**Stated task**
Select the lines that contain "меню" and copy each of them.

** Begin Supplied material **

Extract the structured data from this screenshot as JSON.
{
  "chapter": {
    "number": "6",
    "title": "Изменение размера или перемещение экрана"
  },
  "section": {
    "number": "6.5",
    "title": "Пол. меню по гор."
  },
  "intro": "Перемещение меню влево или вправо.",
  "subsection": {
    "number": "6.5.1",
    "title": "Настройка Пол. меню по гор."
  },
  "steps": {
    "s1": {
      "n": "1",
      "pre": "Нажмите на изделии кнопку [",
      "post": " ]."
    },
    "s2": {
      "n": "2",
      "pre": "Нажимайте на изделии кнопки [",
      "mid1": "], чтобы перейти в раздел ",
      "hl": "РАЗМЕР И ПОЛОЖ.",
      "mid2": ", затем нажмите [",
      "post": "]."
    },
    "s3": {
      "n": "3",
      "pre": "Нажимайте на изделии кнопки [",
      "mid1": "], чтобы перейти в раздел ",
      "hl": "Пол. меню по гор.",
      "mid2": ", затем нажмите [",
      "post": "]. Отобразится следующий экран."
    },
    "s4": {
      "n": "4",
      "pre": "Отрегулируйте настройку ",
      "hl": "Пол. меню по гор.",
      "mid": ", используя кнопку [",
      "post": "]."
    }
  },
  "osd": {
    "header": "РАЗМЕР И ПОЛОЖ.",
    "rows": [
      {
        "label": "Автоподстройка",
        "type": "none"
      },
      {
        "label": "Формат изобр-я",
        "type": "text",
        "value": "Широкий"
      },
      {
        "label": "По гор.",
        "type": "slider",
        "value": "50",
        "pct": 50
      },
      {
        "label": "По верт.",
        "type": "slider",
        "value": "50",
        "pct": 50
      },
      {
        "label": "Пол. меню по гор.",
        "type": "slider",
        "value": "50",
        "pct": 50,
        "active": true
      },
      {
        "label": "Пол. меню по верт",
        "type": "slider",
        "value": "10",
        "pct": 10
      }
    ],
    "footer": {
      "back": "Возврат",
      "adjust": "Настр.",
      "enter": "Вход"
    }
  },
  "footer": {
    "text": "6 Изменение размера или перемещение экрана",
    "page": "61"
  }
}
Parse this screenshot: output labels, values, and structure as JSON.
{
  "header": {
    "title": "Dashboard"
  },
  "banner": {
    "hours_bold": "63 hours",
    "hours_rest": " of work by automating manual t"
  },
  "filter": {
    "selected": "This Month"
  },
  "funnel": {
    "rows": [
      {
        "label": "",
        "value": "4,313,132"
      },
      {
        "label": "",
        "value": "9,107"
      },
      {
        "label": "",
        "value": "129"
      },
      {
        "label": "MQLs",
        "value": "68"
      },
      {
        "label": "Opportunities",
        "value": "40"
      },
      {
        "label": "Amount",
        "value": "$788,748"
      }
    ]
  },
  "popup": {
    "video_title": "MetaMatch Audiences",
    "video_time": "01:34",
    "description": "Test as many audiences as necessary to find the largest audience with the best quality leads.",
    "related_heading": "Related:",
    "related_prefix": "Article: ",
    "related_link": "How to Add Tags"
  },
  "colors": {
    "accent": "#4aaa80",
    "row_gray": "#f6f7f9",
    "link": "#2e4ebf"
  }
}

** End Supplied material **

**Full answer**
    "title": "Пол. меню по гор."
  "intro": "Перемещение меню влево или вправо.",
    "title": "Настройка Пол. меню по гор."
      "hl": "Пол. меню по гор.",
      "hl": "Пол. меню по гор.",
        "label": "Пол. меню по гор.",
        "label": "Пол. меню по верт",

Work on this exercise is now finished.